## Given request
Reproduce all of the material exactly as shown.

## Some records
* * * * * * *

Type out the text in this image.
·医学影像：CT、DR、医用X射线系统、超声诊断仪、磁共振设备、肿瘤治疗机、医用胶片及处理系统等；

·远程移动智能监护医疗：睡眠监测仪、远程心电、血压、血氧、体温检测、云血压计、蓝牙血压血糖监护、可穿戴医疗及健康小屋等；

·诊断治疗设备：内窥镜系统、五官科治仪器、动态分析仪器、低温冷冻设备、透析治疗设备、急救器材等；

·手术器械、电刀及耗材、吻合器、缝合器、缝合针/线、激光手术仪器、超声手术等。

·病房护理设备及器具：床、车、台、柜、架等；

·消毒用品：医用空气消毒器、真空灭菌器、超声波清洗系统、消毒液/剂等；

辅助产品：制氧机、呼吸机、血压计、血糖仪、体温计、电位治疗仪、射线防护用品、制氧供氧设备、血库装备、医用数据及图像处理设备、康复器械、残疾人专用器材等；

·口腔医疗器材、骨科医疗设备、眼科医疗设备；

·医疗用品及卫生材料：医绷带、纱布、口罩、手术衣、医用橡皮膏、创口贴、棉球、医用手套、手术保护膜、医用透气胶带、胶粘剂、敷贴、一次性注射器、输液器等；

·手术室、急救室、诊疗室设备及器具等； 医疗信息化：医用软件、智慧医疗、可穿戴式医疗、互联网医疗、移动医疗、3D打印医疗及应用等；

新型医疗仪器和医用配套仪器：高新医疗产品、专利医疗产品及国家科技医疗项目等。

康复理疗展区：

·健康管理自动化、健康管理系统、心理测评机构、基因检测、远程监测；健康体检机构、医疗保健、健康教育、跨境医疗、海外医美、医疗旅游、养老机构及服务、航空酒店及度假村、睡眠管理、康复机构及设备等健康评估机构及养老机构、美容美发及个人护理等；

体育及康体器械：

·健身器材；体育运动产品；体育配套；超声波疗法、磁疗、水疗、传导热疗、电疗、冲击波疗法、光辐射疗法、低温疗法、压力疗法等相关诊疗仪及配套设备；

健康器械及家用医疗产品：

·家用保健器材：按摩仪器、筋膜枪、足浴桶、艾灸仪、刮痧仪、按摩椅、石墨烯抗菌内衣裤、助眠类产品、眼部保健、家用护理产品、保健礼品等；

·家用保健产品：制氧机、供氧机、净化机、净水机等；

* * * * * * *

## Full response
Type out the text in this image.
·医学影像：CT、DR、医用X射线系统、超声诊断仪、磁共振设备、肿瘤治疗机、医用胶片及处理系统等；

·远程移动智能监护医疗：睡眠监测仪、远程心电、血压、血氧、体温检测、云血压计、蓝牙血压血糖监护、可穿戴医疗及健康小屋等；

·诊断治疗设备：内窥镜系统、五官科治仪器、动态分析仪器、低温冷冻设备、透析治疗设备、急救器材等；

·手术器械、电刀及耗材、吻合器、缝合器、缝合针/线、激光手术仪器、超声手术等。

·病房护理设备及器具：床、车、台、柜、架等；

·消毒用品：医用空气消毒器、真空灭菌器、超声波清洗系统、消毒液/剂等；

辅助产品：制氧机、呼吸机、血压计、血糖仪、体温计、电位治疗仪、射线防护用品、制氧供氧设备、血库装备、医用数据及图像处理设备、康复器械、残疾人专用器材等；

·口腔医疗器材、骨科医疗设备、眼科医疗设备；

·医疗用品及卫生材料：医绷带、纱布、口罩、手术衣、医用橡皮膏、创口贴、棉球、医用手套、手术保护膜、医用透气胶带、胶粘剂、敷贴、一次性注射器、输液器等；

·手术室、急救室、诊疗室设备及器具等； 医疗信息化：医用软件、智慧医疗、可穿戴式医疗、互联网医疗、移动医疗、3D打印医疗及应用等；

新型医疗仪器和医用配套仪器：高新医疗产品、专利医疗产品及国家科技医疗项目等。

康复理疗展区：

·健康管理自动化、健康管理系统、心理测评机构、基因检测、远程监测；健康体检机构、医疗保健、健康教育、跨境医疗、海外医美、医疗旅游、养老机构及服务、航空酒店及度假村、睡眠管理、康复机构及设备等健康评估机构及养老机构、美容美发及个人护理等；

体育及康体器械：

·健身器材；体育运动产品；体育配套；超声波疗法、磁疗、水疗、传导热疗、电疗、冲击波疗法、光辐射疗法、低温疗法、压力疗法等相关诊疗仪及配套设备；

健康器械及家用医疗产品：

·家用保健器材：按摩仪器、筋膜枪、足浴桶、艾灸仪、刮痧仪、按摩椅、石墨烯抗菌内衣裤、助眠类产品、眼部保健、家用护理产品、保健礼品等；

·家用保健产品：制氧机、供氧机、净化机、净水机等；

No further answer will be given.